**Given task**
Show, in full, each line of the data that contains "Bedford".

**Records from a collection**
______

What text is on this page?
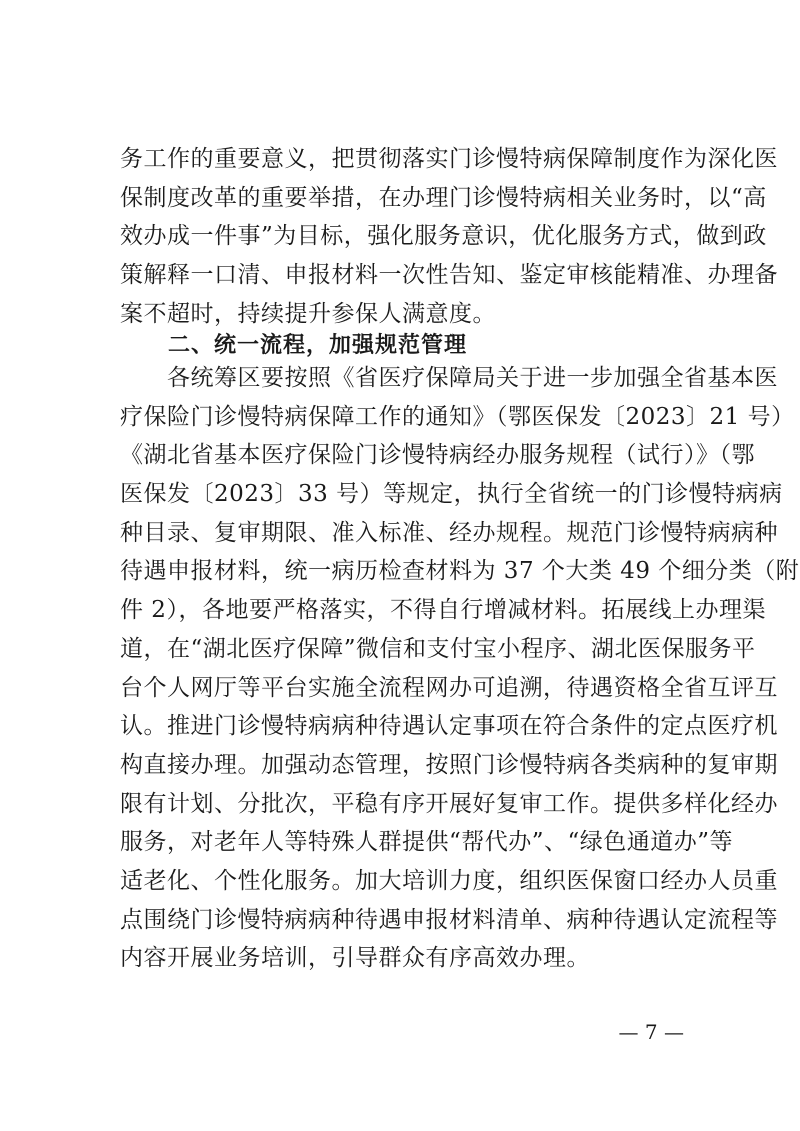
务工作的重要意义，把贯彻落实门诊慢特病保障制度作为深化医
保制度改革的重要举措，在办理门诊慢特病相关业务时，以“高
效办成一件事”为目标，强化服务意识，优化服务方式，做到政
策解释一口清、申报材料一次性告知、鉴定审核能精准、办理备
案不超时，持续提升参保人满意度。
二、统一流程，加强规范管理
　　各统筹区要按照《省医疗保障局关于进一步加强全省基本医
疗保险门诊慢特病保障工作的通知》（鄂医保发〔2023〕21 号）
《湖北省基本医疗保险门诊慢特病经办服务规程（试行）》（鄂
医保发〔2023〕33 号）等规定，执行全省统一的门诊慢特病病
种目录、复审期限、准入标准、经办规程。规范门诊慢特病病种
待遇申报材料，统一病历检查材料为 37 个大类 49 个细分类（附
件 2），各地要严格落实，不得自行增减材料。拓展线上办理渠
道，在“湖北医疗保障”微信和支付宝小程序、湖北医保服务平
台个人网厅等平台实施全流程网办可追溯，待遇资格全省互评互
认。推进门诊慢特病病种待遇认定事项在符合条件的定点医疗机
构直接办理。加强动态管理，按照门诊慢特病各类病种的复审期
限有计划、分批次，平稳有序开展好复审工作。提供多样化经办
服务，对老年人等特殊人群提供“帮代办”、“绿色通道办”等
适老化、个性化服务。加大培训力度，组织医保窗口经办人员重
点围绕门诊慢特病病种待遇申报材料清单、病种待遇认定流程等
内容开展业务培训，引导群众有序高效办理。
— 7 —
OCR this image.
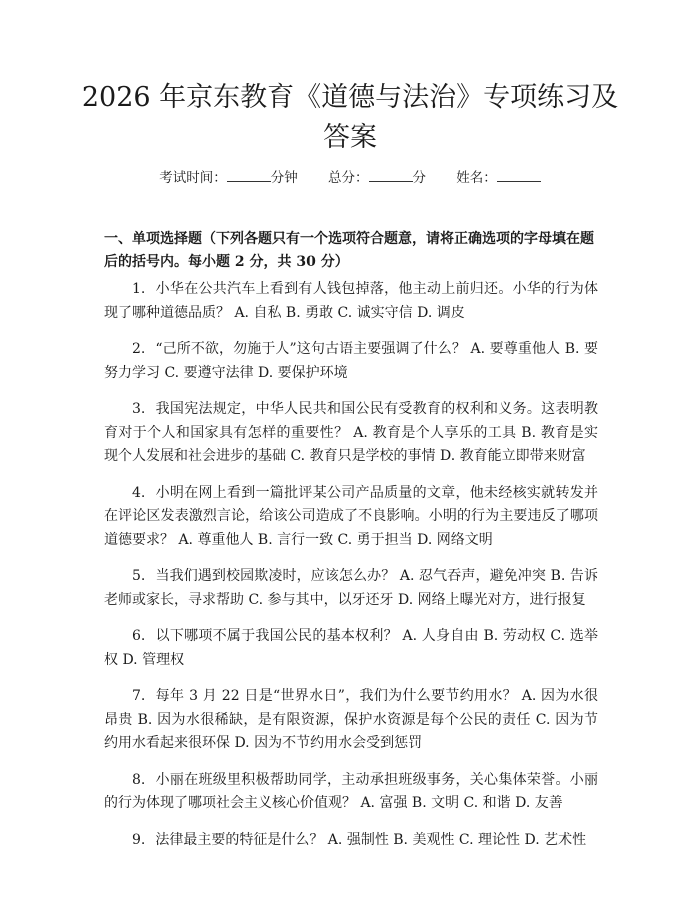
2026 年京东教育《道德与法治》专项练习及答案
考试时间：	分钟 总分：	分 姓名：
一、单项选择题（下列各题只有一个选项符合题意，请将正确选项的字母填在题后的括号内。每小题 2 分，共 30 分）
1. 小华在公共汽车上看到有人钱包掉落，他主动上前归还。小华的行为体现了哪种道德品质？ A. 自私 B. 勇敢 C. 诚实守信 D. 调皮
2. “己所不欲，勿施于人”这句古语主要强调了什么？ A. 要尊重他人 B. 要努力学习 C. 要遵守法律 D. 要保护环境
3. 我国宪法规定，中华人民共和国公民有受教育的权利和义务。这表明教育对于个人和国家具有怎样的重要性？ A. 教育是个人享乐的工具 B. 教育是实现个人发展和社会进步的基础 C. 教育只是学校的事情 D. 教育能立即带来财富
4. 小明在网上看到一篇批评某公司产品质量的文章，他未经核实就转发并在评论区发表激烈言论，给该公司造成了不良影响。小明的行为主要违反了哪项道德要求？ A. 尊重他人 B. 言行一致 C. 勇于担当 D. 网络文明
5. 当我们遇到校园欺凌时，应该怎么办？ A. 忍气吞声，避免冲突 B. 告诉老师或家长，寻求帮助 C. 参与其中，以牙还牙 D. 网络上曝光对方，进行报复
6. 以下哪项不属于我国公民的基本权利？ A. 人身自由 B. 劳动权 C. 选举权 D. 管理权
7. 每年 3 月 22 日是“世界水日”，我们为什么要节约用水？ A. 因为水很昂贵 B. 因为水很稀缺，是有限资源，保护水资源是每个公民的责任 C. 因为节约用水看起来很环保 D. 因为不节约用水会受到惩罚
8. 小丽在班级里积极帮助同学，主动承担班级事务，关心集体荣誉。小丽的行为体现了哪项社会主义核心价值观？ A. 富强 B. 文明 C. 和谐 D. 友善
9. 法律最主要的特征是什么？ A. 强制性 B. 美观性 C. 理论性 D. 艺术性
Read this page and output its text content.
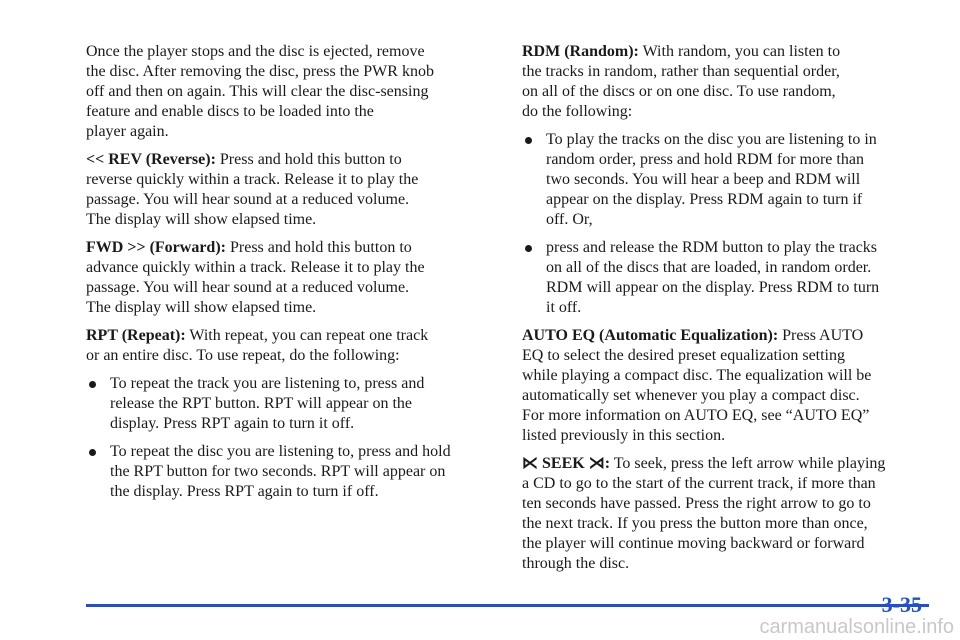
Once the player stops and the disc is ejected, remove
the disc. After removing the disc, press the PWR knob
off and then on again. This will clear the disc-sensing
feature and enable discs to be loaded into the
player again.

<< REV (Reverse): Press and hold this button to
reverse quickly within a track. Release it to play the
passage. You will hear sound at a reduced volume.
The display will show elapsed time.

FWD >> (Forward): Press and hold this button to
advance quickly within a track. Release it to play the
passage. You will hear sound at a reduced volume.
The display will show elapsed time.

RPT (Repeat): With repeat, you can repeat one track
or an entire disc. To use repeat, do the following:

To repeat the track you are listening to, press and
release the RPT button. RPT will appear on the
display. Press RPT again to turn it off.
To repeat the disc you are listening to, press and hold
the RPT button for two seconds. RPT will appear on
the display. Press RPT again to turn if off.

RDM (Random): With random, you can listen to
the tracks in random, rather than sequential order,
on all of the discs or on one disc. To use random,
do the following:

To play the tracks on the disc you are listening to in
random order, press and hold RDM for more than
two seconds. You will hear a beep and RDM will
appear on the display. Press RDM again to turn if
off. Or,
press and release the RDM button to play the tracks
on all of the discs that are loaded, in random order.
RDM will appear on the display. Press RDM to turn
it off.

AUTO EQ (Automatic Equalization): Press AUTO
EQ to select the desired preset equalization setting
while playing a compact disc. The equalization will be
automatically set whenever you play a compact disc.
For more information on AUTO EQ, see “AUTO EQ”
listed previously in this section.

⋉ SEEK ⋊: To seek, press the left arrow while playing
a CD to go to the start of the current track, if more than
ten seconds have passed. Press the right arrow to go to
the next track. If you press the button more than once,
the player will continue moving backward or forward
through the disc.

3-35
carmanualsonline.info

______

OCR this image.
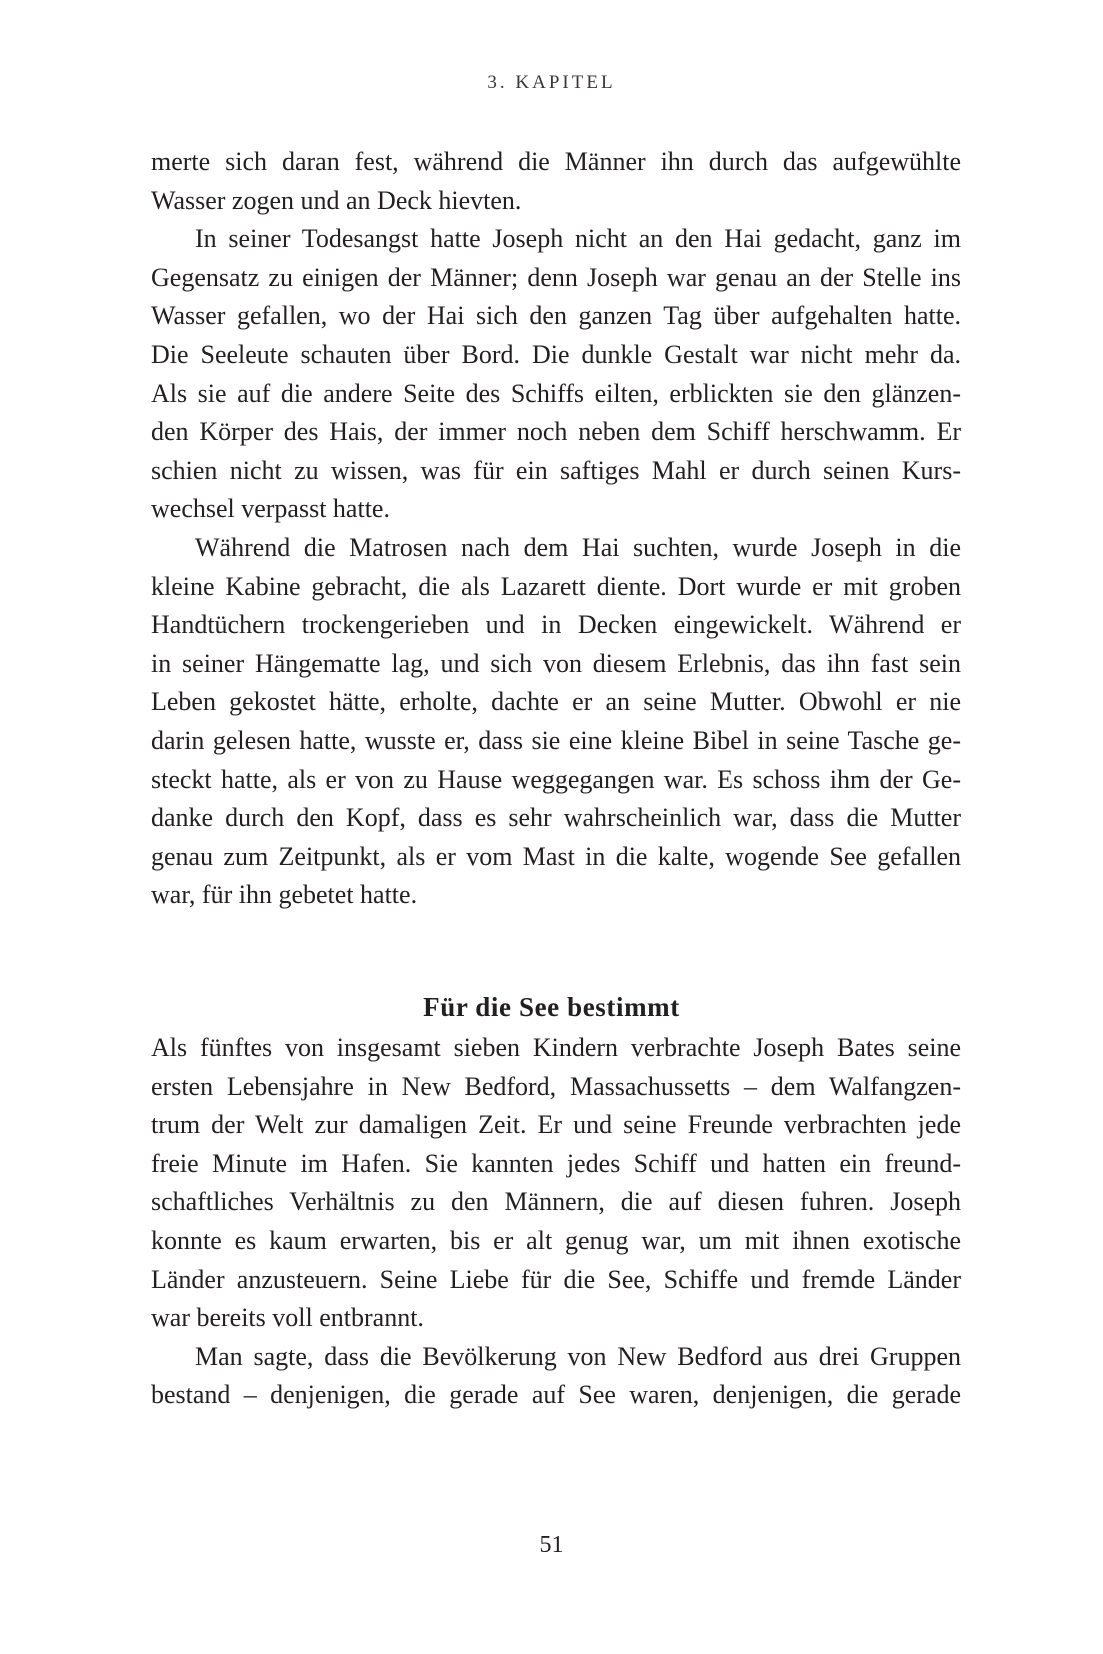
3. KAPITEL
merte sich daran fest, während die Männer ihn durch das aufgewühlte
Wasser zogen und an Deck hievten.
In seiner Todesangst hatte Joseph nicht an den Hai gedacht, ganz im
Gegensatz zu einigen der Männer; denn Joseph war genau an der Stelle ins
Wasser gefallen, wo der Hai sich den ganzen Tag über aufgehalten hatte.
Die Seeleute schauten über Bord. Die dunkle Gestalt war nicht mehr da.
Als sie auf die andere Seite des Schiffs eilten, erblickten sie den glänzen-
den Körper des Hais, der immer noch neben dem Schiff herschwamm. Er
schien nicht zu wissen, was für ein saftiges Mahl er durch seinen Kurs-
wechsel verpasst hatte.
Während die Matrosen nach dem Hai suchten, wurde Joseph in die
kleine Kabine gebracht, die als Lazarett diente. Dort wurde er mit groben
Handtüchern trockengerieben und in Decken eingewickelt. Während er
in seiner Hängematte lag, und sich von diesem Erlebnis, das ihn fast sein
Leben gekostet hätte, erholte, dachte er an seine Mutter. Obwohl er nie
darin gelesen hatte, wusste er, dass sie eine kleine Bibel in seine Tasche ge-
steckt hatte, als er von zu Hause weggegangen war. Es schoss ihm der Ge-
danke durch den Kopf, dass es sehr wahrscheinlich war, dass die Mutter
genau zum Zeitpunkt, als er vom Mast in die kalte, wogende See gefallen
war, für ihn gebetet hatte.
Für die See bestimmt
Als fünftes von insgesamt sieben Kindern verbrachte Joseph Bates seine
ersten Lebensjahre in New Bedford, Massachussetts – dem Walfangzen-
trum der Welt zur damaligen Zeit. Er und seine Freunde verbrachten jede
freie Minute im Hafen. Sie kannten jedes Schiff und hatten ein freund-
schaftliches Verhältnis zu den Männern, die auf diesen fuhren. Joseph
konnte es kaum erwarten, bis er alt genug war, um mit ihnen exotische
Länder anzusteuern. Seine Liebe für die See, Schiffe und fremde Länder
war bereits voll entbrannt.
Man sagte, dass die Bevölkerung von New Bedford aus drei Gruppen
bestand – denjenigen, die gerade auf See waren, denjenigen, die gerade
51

______

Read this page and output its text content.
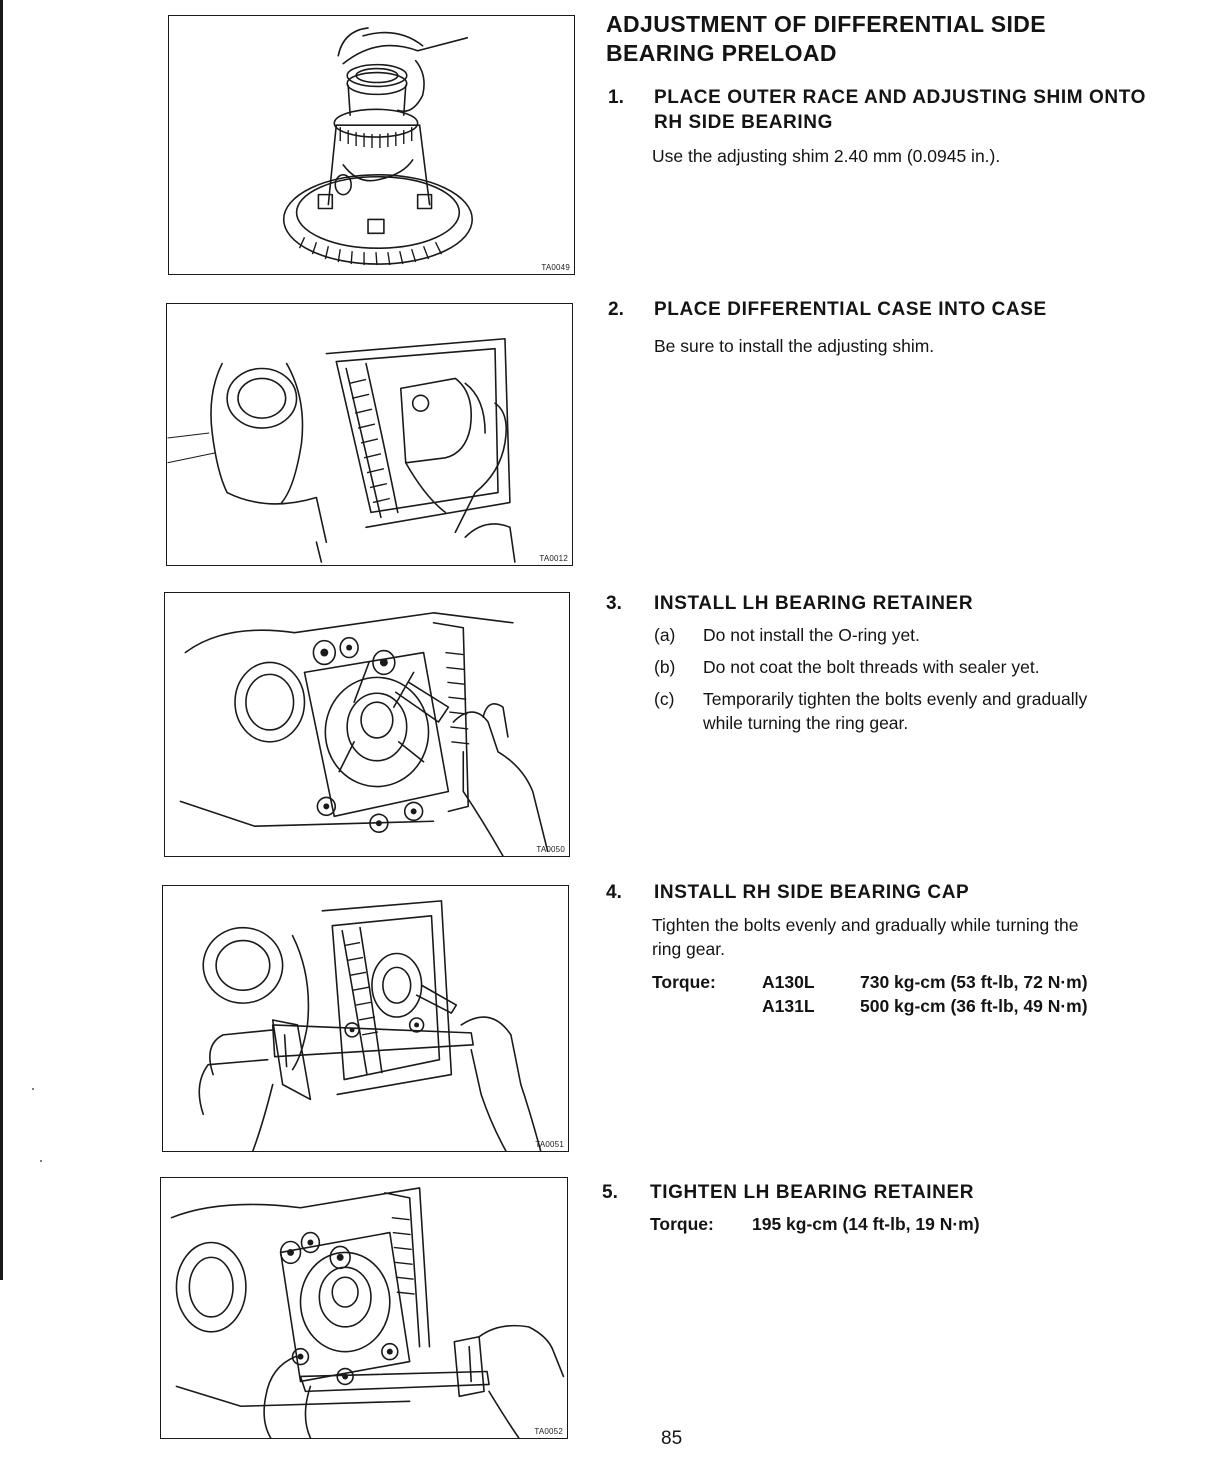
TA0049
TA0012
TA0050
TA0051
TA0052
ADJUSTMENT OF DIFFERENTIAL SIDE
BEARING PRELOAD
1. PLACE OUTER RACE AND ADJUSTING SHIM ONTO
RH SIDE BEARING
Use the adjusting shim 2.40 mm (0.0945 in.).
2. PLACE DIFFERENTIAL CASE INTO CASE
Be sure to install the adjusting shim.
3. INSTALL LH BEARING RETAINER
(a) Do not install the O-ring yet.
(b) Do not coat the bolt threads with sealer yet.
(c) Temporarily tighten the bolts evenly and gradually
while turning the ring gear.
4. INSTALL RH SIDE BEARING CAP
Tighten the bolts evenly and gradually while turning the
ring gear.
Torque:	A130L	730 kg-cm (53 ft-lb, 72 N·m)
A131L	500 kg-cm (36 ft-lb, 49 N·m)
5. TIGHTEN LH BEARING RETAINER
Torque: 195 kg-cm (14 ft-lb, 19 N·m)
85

______

**Reply to the exercise**
ersten Lebensjahre in New Bedford, Massachussetts – dem Walfangzen-
Man sagte, dass die Bevölkerung von New Bedford aus drei Gruppen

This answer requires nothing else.